>>>>

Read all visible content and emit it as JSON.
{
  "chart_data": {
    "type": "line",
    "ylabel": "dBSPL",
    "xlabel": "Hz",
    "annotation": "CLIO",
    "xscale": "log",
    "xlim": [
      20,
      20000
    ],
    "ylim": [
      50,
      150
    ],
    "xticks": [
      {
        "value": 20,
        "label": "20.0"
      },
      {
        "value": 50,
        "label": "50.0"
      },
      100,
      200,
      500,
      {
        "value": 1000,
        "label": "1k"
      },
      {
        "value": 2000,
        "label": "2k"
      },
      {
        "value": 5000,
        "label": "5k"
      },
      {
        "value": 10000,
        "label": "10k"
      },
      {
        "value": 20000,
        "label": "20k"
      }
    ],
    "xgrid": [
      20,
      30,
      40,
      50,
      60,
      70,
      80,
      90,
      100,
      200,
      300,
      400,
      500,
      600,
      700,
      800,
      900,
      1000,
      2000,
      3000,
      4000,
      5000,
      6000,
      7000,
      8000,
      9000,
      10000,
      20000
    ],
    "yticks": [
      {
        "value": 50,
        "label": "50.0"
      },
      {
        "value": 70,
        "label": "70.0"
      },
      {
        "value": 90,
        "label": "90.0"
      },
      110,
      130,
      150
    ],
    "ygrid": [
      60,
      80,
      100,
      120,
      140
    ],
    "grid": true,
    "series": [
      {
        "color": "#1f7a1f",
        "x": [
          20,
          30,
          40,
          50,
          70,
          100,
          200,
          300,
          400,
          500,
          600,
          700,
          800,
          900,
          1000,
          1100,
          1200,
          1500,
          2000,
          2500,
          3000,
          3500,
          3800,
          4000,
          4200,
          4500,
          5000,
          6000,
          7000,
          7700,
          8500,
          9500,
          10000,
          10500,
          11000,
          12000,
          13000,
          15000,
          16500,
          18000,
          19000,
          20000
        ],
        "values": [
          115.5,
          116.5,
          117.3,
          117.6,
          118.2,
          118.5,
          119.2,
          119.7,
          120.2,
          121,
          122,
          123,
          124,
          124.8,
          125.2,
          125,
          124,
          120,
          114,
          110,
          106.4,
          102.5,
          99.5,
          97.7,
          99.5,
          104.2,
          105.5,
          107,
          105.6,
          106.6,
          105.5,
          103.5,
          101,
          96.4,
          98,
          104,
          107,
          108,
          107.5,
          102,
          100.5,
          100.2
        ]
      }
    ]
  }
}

<<<<

EXERCISE AIM: Extract the full listing above without alteration.

COMPLETE ANSWER:
Read all visible content and emit it as JSON.
{
  "chart_data": {
    "type": "line",
    "ylabel": "dBSPL",
    "xlabel": "Hz",
    "annotation": "CLIO",
    "xscale": "log",
    "xlim": [
      20,
      20000
    ],
    "ylim": [
      50,
      150
    ],
    "xticks": [
      {
        "value": 20,
        "label": "20.0"
      },
      {
        "value": 50,
        "label": "50.0"
      },
      100,
      200,
      500,
      {
        "value": 1000,
        "label": "1k"
      },
      {
        "value": 2000,
        "label": "2k"
      },
      {
        "value": 5000,
        "label": "5k"
      },
      {
        "value": 10000,
        "label": "10k"
      },
      {
        "value": 20000,
        "label": "20k"
      }
    ],
    "xgrid": [
      20,
      30,
      40,
      50,
      60,
      70,
      80,
      90,
      100,
      200,
      300,
      400,
      500,
      600,
      700,
      800,
      900,
      1000,
      2000,
      3000,
      4000,
      5000,
      6000,
      7000,
      8000,
      9000,
      10000,
      20000
    ],
    "yticks": [
      {
        "value": 50,
        "label": "50.0"
      },
      {
        "value": 70,
        "label": "70.0"
      },
      {
        "value": 90,
        "label": "90.0"
      },
      110,
      130,
      150
    ],
    "ygrid": [
      60,
      80,
      100,
      120,
      140
    ],
    "grid": true,
    "series": [
      {
        "color": "#1f7a1f",
        "x": [
          20,
          30,
          40,
          50,
          70,
          100,
          200,
          300,
          400,
          500,
          600,
          700,
          800,
          900,
          1000,
          1100,
          1200,
          1500,
          2000,
          2500,
          3000,
          3500,
          3800,
          4000,
          4200,
          4500,
          5000,
          6000,
          7000,
          7700,
          8500,
          9500,
          10000,
          10500,
          11000,
          12000,
          13000,
          15000,
          16500,
          18000,
          19000,
          20000
        ],
        "values": [
          115.5,
          116.5,
          117.3,
          117.6,
          118.2,
          118.5,
          119.2,
          119.7,
          120.2,
          121,
          122,
          123,
          124,
          124.8,
          125.2,
          125,
          124,
          120,
          114,
          110,
          106.4,
          102.5,
          99.5,
          97.7,
          99.5,
          104.2,
          105.5,
          107,
          105.6,
          106.6,
          105.5,
          103.5,
          101,
          96.4,
          98,
          104,
          107,
          108,
          107.5,
          102,
          100.5,
          100.2
        ]
      }
    ]
  }
}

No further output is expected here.